■ **WHAT IS EXPECTED**
Go through the data and copy every line exactly, but not the images.

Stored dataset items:

::::::::

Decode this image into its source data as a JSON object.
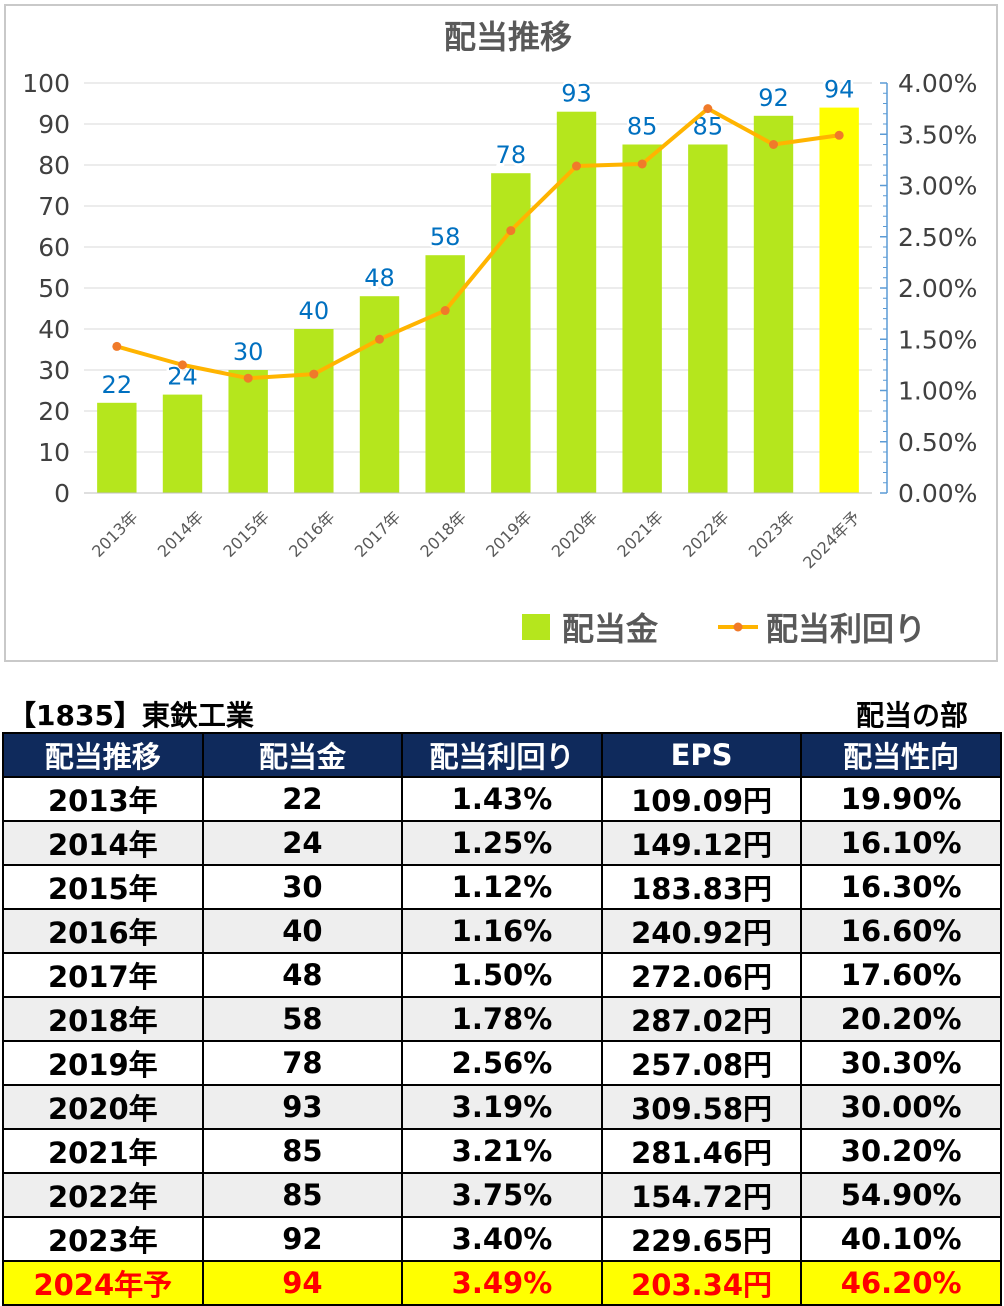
{
  "chart_data": {
    "type": "bar",
    "title": "配当推移",
    "categories": [
      "2013年",
      "2014年",
      "2015年",
      "2016年",
      "2017年",
      "2018年",
      "2019年",
      "2020年",
      "2021年",
      "2022年",
      "2023年",
      "2024年予"
    ],
    "series": [
      {
        "name": "配当金",
        "type": "bar",
        "axis": "left",
        "values": [
          22,
          24,
          30,
          40,
          48,
          58,
          78,
          93,
          85,
          85,
          92,
          94
        ],
        "color": "#b5e61d",
        "highlight_last_color": "#ffff00"
      },
      {
        "name": "配当利回り",
        "type": "line",
        "axis": "right",
        "values": [
          1.43,
          1.25,
          1.12,
          1.16,
          1.5,
          1.78,
          2.56,
          3.19,
          3.21,
          3.75,
          3.4,
          3.49
        ],
        "color": "#ffb400",
        "marker_color": "#f07a2a"
      }
    ],
    "y_left": {
      "min": 0,
      "max": 100,
      "ticks": [
        "0",
        "10",
        "20",
        "30",
        "40",
        "50",
        "60",
        "70",
        "80",
        "90",
        "100"
      ]
    },
    "y_right": {
      "min": 0,
      "max": 4,
      "ticks": [
        "0.00%",
        "0.50%",
        "1.00%",
        "1.50%",
        "2.00%",
        "2.50%",
        "3.00%",
        "3.50%",
        "4.00%"
      ]
    },
    "data_label_color": "#0070c0",
    "grid": true,
    "legend": "bottom-right"
  },
  "company": "【1835】東鉄工業",
  "section": "配当の部",
  "table": {
    "headers": [
      "配当推移",
      "配当金",
      "配当利回り",
      "EPS",
      "配当性向"
    ],
    "rows": [
      [
        "2013年",
        "22",
        "1.43%",
        "109.09円",
        "19.90%"
      ],
      [
        "2014年",
        "24",
        "1.25%",
        "149.12円",
        "16.10%"
      ],
      [
        "2015年",
        "30",
        "1.12%",
        "183.83円",
        "16.30%"
      ],
      [
        "2016年",
        "40",
        "1.16%",
        "240.92円",
        "16.60%"
      ],
      [
        "2017年",
        "48",
        "1.50%",
        "272.06円",
        "17.60%"
      ],
      [
        "2018年",
        "58",
        "1.78%",
        "287.02円",
        "20.20%"
      ],
      [
        "2019年",
        "78",
        "2.56%",
        "257.08円",
        "30.30%"
      ],
      [
        "2020年",
        "93",
        "3.19%",
        "309.58円",
        "30.00%"
      ],
      [
        "2021年",
        "85",
        "3.21%",
        "281.46円",
        "30.20%"
      ],
      [
        "2022年",
        "85",
        "3.75%",
        "154.72円",
        "54.90%"
      ],
      [
        "2023年",
        "92",
        "3.40%",
        "229.65円",
        "40.10%"
      ],
      [
        "2024年予",
        "94",
        "3.49%",
        "203.34円",
        "46.20%"
      ]
    ]
  }
}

::::::::

■ **EXERCISE ANSWER**
Decode this image into its source data as a JSON object.
{
  "chart_data": {
    "type": "bar",
    "title": "配当推移",
    "categories": [
      "2013年",
      "2014年",
      "2015年",
      "2016年",
      "2017年",
      "2018年",
      "2019年",
      "2020年",
      "2021年",
      "2022年",
      "2023年",
      "2024年予"
    ],
    "series": [
      {
        "name": "配当金",
        "type": "bar",
        "axis": "left",
        "values": [
          22,
          24,
          30,
          40,
          48,
          58,
          78,
          93,
          85,
          85,
          92,
          94
        ],
        "color": "#b5e61d",
        "highlight_last_color": "#ffff00"
      },
      {
        "name": "配当利回り",
        "type": "line",
        "axis": "right",
        "values": [
          1.43,
          1.25,
          1.12,
          1.16,
          1.5,
          1.78,
          2.56,
          3.19,
          3.21,
          3.75,
          3.4,
          3.49
        ],
        "color": "#ffb400",
        "marker_color": "#f07a2a"
      }
    ],
    "y_left": {
      "min": 0,
      "max": 100,
      "ticks": [
        "0",
        "10",
        "20",
        "30",
        "40",
        "50",
        "60",
        "70",
        "80",
        "90",
        "100"
      ]
    },
    "y_right": {
      "min": 0,
      "max": 4,
      "ticks": [
        "0.00%",
        "0.50%",
        "1.00%",
        "1.50%",
        "2.00%",
        "2.50%",
        "3.00%",
        "3.50%",
        "4.00%"
      ]
    },
    "data_label_color": "#0070c0",
    "grid": true,
    "legend": "bottom-right"
  },
  "company": "【1835】東鉄工業",
  "section": "配当の部",
  "table": {
    "headers": [
      "配当推移",
      "配当金",
      "配当利回り",
      "EPS",
      "配当性向"
    ],
    "rows": [
      [
        "2013年",
        "22",
        "1.43%",
        "109.09円",
        "19.90%"
      ],
      [
        "2014年",
        "24",
        "1.25%",
        "149.12円",
        "16.10%"
      ],
      [
        "2015年",
        "30",
        "1.12%",
        "183.83円",
        "16.30%"
      ],
      [
        "2016年",
        "40",
        "1.16%",
        "240.92円",
        "16.60%"
      ],
      [
        "2017年",
        "48",
        "1.50%",
        "272.06円",
        "17.60%"
      ],
      [
        "2018年",
        "58",
        "1.78%",
        "287.02円",
        "20.20%"
      ],
      [
        "2019年",
        "78",
        "2.56%",
        "257.08円",
        "30.30%"
      ],
      [
        "2020年",
        "93",
        "3.19%",
        "309.58円",
        "30.00%"
      ],
      [
        "2021年",
        "85",
        "3.21%",
        "281.46円",
        "30.20%"
      ],
      [
        "2022年",
        "85",
        "3.75%",
        "154.72円",
        "54.90%"
      ],
      [
        "2023年",
        "92",
        "3.40%",
        "229.65円",
        "40.10%"
      ],
      [
        "2024年予",
        "94",
        "3.49%",
        "203.34円",
        "46.20%"
      ]
    ]
  }
}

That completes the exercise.